Stored entries:
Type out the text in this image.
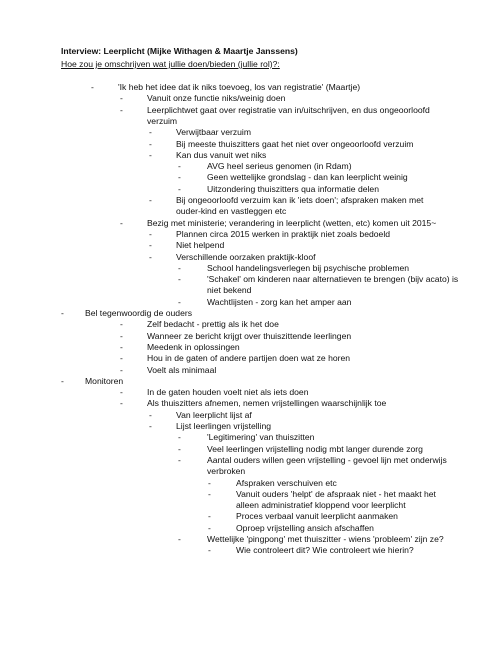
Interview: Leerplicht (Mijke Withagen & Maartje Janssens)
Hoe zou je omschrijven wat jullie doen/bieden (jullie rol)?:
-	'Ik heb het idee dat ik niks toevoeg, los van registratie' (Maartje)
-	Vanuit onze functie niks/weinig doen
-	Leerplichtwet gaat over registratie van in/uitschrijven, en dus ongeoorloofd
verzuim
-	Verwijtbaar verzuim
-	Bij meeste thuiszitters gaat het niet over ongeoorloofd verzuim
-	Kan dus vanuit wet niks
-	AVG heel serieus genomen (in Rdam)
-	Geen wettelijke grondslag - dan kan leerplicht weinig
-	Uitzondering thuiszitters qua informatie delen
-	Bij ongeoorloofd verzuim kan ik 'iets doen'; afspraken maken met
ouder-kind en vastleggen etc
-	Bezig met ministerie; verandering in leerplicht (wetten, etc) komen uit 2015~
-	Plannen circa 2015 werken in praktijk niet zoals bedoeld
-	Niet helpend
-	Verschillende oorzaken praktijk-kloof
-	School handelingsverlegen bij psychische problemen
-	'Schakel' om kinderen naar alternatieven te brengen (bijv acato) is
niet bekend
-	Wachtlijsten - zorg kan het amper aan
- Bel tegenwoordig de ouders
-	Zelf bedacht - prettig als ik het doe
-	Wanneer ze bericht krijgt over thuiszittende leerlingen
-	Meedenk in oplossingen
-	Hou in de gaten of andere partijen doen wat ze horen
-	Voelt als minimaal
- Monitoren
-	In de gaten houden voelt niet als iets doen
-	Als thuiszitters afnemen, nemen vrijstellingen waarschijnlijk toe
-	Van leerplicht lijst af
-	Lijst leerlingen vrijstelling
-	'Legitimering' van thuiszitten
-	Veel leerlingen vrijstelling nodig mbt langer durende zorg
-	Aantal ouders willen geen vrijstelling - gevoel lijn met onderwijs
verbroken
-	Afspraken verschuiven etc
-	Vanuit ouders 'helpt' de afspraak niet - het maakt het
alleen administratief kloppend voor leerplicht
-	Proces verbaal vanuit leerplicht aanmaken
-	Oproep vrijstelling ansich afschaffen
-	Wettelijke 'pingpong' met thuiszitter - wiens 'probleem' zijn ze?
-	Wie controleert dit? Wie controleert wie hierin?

* * *

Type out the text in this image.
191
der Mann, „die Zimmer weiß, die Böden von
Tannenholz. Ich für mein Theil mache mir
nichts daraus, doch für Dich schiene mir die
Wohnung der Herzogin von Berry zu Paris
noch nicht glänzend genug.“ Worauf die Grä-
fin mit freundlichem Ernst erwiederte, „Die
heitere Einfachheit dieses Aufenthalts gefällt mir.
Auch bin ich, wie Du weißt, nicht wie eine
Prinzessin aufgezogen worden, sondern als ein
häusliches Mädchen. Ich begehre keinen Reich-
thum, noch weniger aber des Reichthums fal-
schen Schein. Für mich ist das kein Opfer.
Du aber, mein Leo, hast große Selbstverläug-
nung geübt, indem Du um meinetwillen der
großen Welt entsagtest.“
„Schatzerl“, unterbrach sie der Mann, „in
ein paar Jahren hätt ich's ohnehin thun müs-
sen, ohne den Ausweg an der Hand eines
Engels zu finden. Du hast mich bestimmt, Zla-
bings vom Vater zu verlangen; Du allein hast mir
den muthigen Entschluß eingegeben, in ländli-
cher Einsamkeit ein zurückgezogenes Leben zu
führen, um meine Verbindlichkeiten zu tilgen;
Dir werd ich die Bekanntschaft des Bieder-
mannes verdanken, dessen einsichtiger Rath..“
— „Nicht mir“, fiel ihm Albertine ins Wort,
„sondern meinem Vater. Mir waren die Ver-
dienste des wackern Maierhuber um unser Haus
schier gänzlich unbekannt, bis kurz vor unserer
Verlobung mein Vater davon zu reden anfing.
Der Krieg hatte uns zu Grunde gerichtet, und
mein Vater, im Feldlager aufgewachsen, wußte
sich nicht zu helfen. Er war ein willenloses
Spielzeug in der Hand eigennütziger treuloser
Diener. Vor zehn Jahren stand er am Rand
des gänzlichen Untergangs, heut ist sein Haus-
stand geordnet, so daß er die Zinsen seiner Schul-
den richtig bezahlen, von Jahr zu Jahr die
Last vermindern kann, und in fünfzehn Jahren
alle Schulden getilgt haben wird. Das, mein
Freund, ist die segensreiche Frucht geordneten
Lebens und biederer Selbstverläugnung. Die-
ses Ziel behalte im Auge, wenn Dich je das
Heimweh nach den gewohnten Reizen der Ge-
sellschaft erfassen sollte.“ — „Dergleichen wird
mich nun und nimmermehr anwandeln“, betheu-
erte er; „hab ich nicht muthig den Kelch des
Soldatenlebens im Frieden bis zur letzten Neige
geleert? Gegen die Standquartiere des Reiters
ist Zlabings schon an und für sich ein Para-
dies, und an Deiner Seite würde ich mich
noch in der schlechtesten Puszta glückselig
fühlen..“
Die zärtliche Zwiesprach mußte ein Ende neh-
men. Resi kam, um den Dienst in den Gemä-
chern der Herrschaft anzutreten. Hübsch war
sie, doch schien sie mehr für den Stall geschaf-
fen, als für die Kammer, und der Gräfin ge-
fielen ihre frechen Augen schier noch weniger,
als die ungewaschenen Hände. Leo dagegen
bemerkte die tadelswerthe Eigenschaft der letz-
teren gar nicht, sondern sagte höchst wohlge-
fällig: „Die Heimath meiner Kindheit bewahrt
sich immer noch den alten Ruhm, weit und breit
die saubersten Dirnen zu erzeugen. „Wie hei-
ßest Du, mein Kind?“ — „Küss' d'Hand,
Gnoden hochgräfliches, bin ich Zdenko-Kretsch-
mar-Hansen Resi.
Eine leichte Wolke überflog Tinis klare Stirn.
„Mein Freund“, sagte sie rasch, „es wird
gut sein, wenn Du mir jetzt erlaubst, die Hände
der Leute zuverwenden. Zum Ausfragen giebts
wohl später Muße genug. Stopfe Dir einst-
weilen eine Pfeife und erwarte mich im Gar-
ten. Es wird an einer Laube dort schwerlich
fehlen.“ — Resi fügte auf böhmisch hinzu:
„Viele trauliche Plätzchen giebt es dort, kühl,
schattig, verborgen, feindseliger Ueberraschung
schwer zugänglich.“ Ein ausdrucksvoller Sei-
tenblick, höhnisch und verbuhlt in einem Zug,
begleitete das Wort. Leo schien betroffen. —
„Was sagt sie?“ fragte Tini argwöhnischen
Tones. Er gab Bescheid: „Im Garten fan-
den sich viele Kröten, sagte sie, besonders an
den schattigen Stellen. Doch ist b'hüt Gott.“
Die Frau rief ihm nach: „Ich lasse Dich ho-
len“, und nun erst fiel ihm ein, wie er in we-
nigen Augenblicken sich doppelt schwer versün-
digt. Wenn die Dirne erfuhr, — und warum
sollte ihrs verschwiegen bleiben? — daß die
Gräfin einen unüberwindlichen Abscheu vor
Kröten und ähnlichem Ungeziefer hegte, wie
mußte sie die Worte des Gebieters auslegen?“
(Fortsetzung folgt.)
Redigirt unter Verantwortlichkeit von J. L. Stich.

**THE TASK**. Check each line of the entries above for the word "weinig". List the ones that have it.

**RESULT OF THE EXERCISE**.
-	Vanuit onze functie niks/weinig doen
-	Geen wettelijke grondslag - dan kan leerplicht weinig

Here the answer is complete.